▶ [DOCUMENT TEXT]
2011-08-04 Thread Jeff Shanholtz
FWIW the backups sped up considerably and finished after 1.5 days at an
overall transfer rate of about 1.5 MB/s. I'm really not sure what caused the
slowdown yesterday but the eventual speed up seems to imply an environmental
state on the machines that went away. I checked to see if the AV software
was doing full system scans, but it wasn't. Unless anyone has ideas on what
might have been causing the slowdown, I will consider this issue (more or
less) resolved. Thanks anyway.

 

From: Jeff Shanholtz [mailto:jeffs...@shanholtz.com] 
Sent: Wednesday, August 03, 2011 5:31 PM
To: Bacula-users@lists.sourceforge.net
Subject: [Bacula-users] performance problem

 

I currently have 3 clients doing a full backup (simultaneously). According
to status client one is getting 300kb/s (this one is my director and
storage server machine), one is getting 225kb/s, and one is getting 50kb/s.
I've disabled AV on access scanning for the bacula-fd.exe process. I have
software compression enabled, but none of the 3 systems seem bogged down so
I think the bottleneck is not due to that option (although I'm tempted to
turn on ntfs compression on the backup drive and disable software
compression in the future).

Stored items
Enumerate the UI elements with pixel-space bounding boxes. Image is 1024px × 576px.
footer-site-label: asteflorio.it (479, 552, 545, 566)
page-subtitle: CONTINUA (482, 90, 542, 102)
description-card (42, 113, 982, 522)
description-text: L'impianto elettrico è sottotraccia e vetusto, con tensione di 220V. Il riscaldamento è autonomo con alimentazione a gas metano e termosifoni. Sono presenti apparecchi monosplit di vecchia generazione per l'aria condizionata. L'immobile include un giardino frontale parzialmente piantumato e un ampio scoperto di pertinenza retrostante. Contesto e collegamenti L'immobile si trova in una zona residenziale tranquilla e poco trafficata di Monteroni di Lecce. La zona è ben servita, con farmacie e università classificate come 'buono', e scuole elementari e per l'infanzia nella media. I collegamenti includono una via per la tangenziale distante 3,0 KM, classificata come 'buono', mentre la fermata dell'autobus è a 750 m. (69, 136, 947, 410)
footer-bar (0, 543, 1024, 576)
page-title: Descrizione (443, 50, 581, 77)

==

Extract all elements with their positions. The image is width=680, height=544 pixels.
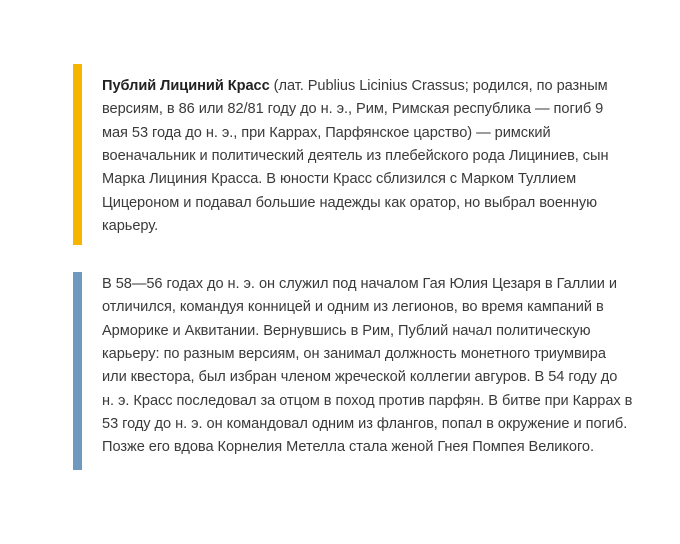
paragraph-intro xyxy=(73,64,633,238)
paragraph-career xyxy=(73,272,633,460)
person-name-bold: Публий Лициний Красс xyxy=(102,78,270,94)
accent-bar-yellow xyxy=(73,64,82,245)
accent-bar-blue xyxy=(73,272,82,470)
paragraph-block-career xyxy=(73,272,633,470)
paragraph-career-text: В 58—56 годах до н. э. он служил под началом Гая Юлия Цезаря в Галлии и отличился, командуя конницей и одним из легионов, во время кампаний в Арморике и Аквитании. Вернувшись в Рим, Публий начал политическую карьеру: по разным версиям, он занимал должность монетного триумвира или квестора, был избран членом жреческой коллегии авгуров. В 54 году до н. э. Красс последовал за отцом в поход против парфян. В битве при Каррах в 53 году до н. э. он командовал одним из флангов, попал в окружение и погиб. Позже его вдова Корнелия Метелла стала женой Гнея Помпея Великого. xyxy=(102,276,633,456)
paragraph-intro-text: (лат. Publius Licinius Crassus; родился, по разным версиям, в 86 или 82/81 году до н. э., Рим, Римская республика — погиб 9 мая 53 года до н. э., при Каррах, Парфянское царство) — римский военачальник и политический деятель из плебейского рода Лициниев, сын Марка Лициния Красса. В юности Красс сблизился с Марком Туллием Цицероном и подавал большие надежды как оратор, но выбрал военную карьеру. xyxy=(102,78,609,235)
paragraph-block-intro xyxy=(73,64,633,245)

▶ [WORK INSTRUCTIONS]
A. Using the backup message, decide whether each statement agrees with it: (i) the backups finished after 1.5 days at an overall rate of about 1.5 MB/s; (ii) the AV software turned out to be running full system scans; (iii) software compression was turned off for the backups. For each, answer yes or no and quote the words that decide it.
B. Transcribe the backup message, beginning at the words "From: Jeff Shanholtz" and stopping after "is getting 50kb/s.".
C. Pick up the backup message after its last sentence and write the next part.

▶ [TASK RESPONSES]
A.
(i) Yes: "finished after 1.5 days at an overall transfer rate of about 1.5 MB/s"
(ii) No: "I checked to see if the AV software was doing full system scans, but it wasn't."
(iii) No: "I have software compression enabled"

B.
From: Jeff Shanholtz [mailto:jeffs...@shanholtz.com] 
Sent: Wednesday, August 03, 2011 5:31 PM
To: Bacula-users@lists.sourceforge.net
Subject: [Bacula-users] performance problem

 

I currently have 3 clients doing a full backup (simultaneously). According
to status client one is getting 300kb/s (this one is my director and
storage server machine), one is getting 225kb/s, and one is getting 50kb/s.

C.
For the most part I don't mind too much that the backups are so slow because
I'm quite happy to see the client machines continuing to be quite snappy.
The main concern, particularly for full backups (which at this rate will
take upwards of 3 days to complete), is the possibility of a system going
offline and thus killing the backup (or will it pick up where it left off,
as long as I have FD Connect Timeout configured to be longer than a system
would typically be offline for, e.g. 12 hours?).

 

So what else could be coming into play with my poor performance? Are
simultaneous backups problematic performance-wise? I've watched the I/O
activity of bacula-sd.exe and it certainly doesn't seem to be maxed out. It
is using an external USB2 hard drive. Could the difference between USB2 and
eSATA be the key? I can connect them as eSATA if I really need to. Seems
like USB2 should be allowing substantially more than the roughly 600kb/s
overall speed I'm getting though.

 

I'm running all Windows Bacula binaries, version 3.0.3. I'm not sure posting
config files is necessary at this point, although I'm happy to do so if
needed.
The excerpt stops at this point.